- Exercise instructions:
• 1. The essay below on Central Europe's illiberal turn lists several names for the process of imitating the West. List all of them.
• 2. Extend the essay on Central Europe's illiberal turn, starting right after its last sentence.

- Text block:
------------------------------------------------------------------------
In Franz Kafka’s novella The Metamorphosis, the protagonist Gregor Samsa awakens one morning “from uneasy dreams" to find that he has “transformed in his bed into a gigantic insect." Needless to say, Samsa’s family is shocked and has no idea what to do with the ugly creature he has become.
Europeans know the feeling.
In 2018, they were forced to acknowledge that Hungary and Poland have changed from promising models of liberal democracy into illiberal, conspiracy-minded majoritarian regimes. Now, the rest of Europe must decide what to do about the unfamiliar creatures residing in their house.
But first, it is worth considering why these illiberal transformations happened. Why have people who still see themselves as wholly European endorsed a revolt against the European Union (EU), while embracing xenophobia and nativism? And why did liberals across Europe fail to respond in time?
Part of the problem is that liberal elites became complacent and overly confident in the power of EU institutions to contain populist upstarts. But, more than that, they failed to recognize that populism’s appeal is more psychological than ideological.
To understand Central Europe’s metamorphosis, bear in mind that the region’s political imperative for almost three decades was “Imitate the West!" That process went by different names—democratization, liberalization, convergence, integration, Europeanization—but it was essentially an effort by post-communist reformers to import liberal-democratic institutions, adopt Western political and economic frameworks, and publicly embrace Western values.
In practice, this meant that post-communist countries were compelled to adopt 20,000 new laws and regulations—none of which were really debated in their parliaments—to meet the requirements for accession to the EU.
In the event, adopting a foreign model of political economy turned out to have unexpected moral and psychological downsides. For the imitator, life becomes dominated by feelings of inadequacy, inferiority, dependency, and lost identity. Creating and inhabiting a credible copy of an idealized model requires never-ending criticism of—if not contempt for—one’s identity up to that point. When an entire country undergoes this self-renunciation, a debilitating feeling of constantly being judged inevitably becomes endemic. After all, the realization of an ideal is, by definition, impossible.
Not surprisingly, then, the post-1989 settlement created a festering sense of resentment. And today, that national ressentiment has become the driving force behind the nativist wave sweeping across Central and Eastern Europe. At the heart of the populist counter-revolution is a radical rejection of the imperative to imitate the liberal-democratic West.
------------------------------------------------------------------------
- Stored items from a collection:
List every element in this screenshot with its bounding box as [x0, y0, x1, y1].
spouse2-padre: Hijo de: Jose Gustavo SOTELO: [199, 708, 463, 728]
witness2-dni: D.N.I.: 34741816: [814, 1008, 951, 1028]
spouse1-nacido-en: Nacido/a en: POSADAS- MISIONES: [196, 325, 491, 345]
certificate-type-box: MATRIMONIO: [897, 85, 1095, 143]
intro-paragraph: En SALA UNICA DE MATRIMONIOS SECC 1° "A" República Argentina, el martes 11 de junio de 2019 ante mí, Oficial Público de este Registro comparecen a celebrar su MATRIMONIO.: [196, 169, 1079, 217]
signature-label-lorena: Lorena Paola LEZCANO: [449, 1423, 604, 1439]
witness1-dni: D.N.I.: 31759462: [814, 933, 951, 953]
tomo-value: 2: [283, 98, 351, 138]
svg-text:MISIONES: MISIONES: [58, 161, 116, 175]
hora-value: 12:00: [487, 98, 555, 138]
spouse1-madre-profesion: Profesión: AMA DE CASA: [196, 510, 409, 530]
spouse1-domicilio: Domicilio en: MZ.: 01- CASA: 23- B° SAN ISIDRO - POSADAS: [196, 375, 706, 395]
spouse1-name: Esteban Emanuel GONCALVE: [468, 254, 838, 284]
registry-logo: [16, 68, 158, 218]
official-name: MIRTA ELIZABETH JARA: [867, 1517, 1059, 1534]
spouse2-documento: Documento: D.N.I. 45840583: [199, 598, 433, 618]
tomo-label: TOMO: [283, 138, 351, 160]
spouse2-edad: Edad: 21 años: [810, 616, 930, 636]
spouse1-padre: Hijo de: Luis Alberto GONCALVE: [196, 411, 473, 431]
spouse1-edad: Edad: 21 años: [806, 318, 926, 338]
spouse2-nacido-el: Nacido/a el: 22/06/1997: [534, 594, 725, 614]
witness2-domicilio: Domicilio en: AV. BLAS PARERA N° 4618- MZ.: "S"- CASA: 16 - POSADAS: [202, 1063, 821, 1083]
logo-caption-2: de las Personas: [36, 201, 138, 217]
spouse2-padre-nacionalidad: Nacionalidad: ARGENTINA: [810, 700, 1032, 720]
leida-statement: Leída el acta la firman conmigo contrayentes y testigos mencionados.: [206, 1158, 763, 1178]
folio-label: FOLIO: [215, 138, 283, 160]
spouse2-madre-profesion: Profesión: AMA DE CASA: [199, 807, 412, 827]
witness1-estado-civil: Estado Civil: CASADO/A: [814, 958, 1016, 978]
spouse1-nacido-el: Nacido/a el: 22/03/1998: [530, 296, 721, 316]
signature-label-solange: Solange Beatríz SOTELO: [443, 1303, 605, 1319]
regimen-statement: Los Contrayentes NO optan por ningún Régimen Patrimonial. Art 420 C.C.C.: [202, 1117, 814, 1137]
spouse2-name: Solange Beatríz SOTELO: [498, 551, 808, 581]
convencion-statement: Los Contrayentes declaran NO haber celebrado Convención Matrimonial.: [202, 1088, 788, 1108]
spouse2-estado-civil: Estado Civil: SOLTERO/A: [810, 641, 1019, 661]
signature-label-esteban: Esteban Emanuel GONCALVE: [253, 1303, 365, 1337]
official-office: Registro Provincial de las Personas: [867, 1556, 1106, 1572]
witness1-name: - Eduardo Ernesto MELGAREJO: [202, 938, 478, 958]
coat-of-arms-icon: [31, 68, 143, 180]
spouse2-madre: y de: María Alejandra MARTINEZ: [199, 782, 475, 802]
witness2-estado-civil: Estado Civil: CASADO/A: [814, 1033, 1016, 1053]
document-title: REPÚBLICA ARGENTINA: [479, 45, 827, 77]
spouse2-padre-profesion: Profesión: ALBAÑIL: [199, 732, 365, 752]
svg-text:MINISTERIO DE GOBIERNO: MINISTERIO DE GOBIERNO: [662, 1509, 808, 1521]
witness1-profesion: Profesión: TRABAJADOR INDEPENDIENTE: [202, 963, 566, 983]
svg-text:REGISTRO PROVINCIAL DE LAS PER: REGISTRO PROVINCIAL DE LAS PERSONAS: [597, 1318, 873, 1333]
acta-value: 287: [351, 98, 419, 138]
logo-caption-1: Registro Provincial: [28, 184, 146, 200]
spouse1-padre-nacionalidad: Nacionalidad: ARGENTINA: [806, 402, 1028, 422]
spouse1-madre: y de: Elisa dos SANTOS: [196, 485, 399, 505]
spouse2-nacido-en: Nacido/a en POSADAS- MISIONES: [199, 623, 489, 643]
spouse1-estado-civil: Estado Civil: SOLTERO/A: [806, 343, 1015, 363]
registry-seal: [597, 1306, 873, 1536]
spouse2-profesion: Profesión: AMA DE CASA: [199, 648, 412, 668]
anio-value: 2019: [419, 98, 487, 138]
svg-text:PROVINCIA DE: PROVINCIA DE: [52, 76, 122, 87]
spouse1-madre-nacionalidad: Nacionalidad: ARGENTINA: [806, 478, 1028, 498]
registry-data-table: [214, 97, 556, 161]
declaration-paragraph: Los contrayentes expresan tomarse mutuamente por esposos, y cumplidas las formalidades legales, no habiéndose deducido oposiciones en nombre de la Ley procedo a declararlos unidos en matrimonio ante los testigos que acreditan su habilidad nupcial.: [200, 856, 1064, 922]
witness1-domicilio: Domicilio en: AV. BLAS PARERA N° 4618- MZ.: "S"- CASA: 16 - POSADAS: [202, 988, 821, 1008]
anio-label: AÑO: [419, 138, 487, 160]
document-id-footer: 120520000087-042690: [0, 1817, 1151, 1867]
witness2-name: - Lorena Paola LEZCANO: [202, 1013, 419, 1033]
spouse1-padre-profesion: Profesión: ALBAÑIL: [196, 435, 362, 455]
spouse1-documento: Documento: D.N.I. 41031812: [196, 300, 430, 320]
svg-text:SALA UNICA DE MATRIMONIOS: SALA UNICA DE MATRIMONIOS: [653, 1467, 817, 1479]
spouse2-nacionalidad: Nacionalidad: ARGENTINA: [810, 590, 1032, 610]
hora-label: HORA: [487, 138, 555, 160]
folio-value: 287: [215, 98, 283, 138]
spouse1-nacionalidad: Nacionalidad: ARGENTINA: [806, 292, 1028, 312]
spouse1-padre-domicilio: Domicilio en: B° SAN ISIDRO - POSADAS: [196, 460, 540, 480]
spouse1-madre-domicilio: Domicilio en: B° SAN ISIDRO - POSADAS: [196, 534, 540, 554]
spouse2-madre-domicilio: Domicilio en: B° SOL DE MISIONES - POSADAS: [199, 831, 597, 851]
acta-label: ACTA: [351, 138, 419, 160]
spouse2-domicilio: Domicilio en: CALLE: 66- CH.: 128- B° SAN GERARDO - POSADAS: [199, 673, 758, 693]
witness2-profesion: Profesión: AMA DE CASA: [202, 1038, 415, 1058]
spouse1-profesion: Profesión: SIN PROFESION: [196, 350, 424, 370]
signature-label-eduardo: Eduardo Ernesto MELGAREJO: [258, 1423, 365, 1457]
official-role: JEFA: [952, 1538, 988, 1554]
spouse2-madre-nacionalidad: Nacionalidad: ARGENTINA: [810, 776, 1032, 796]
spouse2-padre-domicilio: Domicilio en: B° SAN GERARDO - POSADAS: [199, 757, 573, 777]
------------------------------------------------------------------------
- Task-by-task results:
• 1. democratization, liberalization, convergence, integration, Europeanization

• 2.
Another contributing factor is the mass emigration from Central European countries following their accession to the EU. Depopulation helps to explain why countries that have benefited so much from the political and economic changes of the last two decades nevertheless feel a sense of loss, even trauma.
Between 1989 and 2017, for example, Latvia, Lithuania, and Bulgaria haemorrhaged 27%, 23%, and 21% of their populations, respectively. Similarly, 3.4 million Romanians—the vast majority of them younger than 40—have left their country since 2007. Across the region, the combination of an aging population, low birth rates, and mass emigration has stoked a demographic panic, which has paradoxically been expressed as a fear of African and Middle Eastern refugees (hardly any of whom have actually ended up in Central Europe).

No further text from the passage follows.